##### Records for the task

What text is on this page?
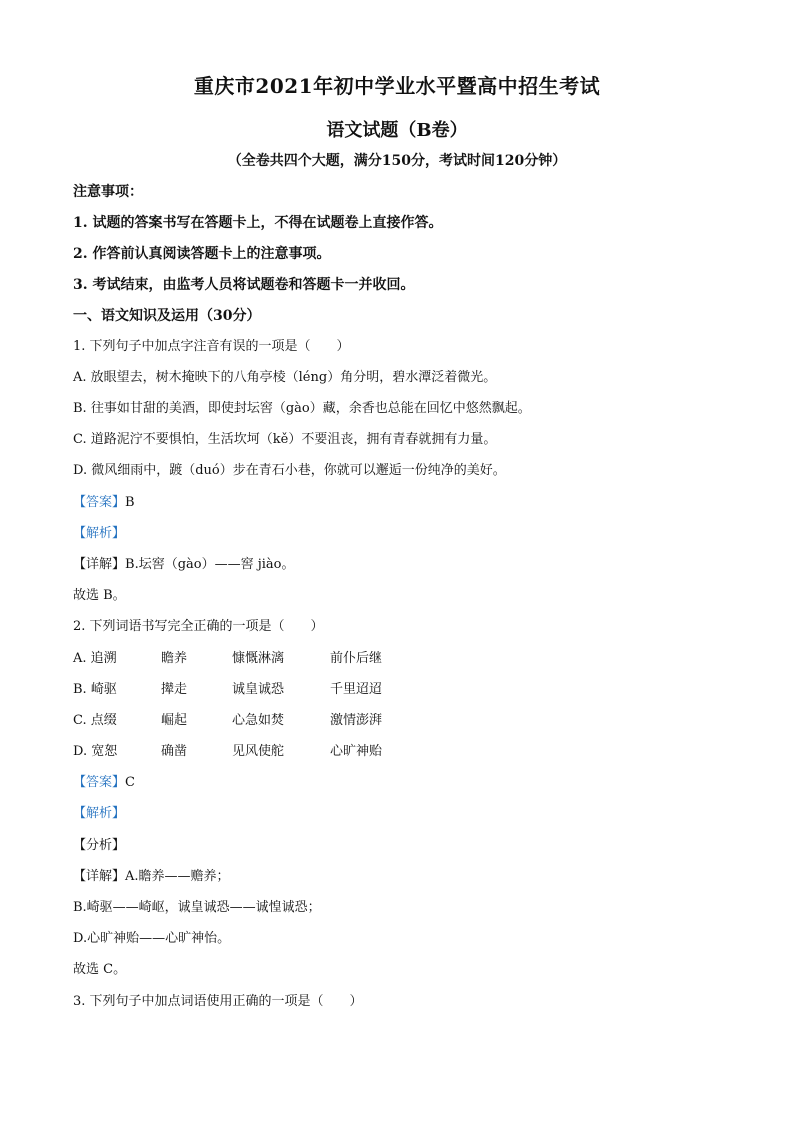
重庆市2021年初中学业水平暨高中招生考试
语文试题（B卷）
（全卷共四个大题，满分150分，考试时间120分钟）
注意事项：
1. 试题的答案书写在答题卡上，不得在试题卷上直接作答。
2. 作答前认真阅读答题卡上的注意事项。
3. 考试结束，由监考人员将试题卷和答题卡一并收回。
一、语文知识及运用（30分）
1. 下列句子中加点字注音有误的一项是（　　）
A. 放眼望去，树木掩映下的八角亭棱（léng）角分明，碧水潭泛着微光。
B. 往事如甘甜的美酒，即使封坛窖（gào）藏，余香也总能在回忆中悠然飘起。
C. 道路泥泞不要惧怕，生活坎坷（kě）不要沮丧，拥有青春就拥有力量。
D. 微风细雨中，踱（duó）步在青石小巷，你就可以邂逅一份纯净的美好。
【答案】B
【解析】
【详解】B.坛窖（gào）——窖 jiào。
故选 B。
2. 下列词语书写完全正确的一项是（　　）
A. 追溯	瞻养	慷慨淋漓	前仆后继
B. 崎驱	撵走	诚皇诚恐	千里迢迢
C. 点缀	崛起	心急如焚	激情澎湃
D. 宽恕	确凿	见风使舵	心旷神贻
【答案】C
【解析】
【分析】
【详解】A.瞻养——赡养；
B.崎驱——崎岖，诚皇诚恐——诚惶诚恐；
D.心旷神贻——心旷神怡。
故选 C。
3. 下列句子中加点词语使用正确的一项是（　　）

##########

Written problem
Drop the pictures and reproduce the rest of the entries above exactly.

Finished exercise
What text is on this page?
重庆市2021年初中学业水平暨高中招生考试
语文试题（B卷）
（全卷共四个大题，满分150分，考试时间120分钟）
注意事项：
1. 试题的答案书写在答题卡上，不得在试题卷上直接作答。
2. 作答前认真阅读答题卡上的注意事项。
3. 考试结束，由监考人员将试题卷和答题卡一并收回。
一、语文知识及运用（30分）
1. 下列句子中加点字注音有误的一项是（　　）
A. 放眼望去，树木掩映下的八角亭棱（léng）角分明，碧水潭泛着微光。
B. 往事如甘甜的美酒，即使封坛窖（gào）藏，余香也总能在回忆中悠然飘起。
C. 道路泥泞不要惧怕，生活坎坷（kě）不要沮丧，拥有青春就拥有力量。
D. 微风细雨中，踱（duó）步在青石小巷，你就可以邂逅一份纯净的美好。
【答案】B
【解析】
【详解】B.坛窖（gào）——窖 jiào。
故选 B。
2. 下列词语书写完全正确的一项是（　　）
A. 追溯	瞻养	慷慨淋漓	前仆后继
B. 崎驱	撵走	诚皇诚恐	千里迢迢
C. 点缀	崛起	心急如焚	激情澎湃
D. 宽恕	确凿	见风使舵	心旷神贻
【答案】C
【解析】
【分析】
【详解】A.瞻养——赡养；
B.崎驱——崎岖，诚皇诚恐——诚惶诚恐；
D.心旷神贻——心旷神怡。
故选 C。
3. 下列句子中加点词语使用正确的一项是（　　）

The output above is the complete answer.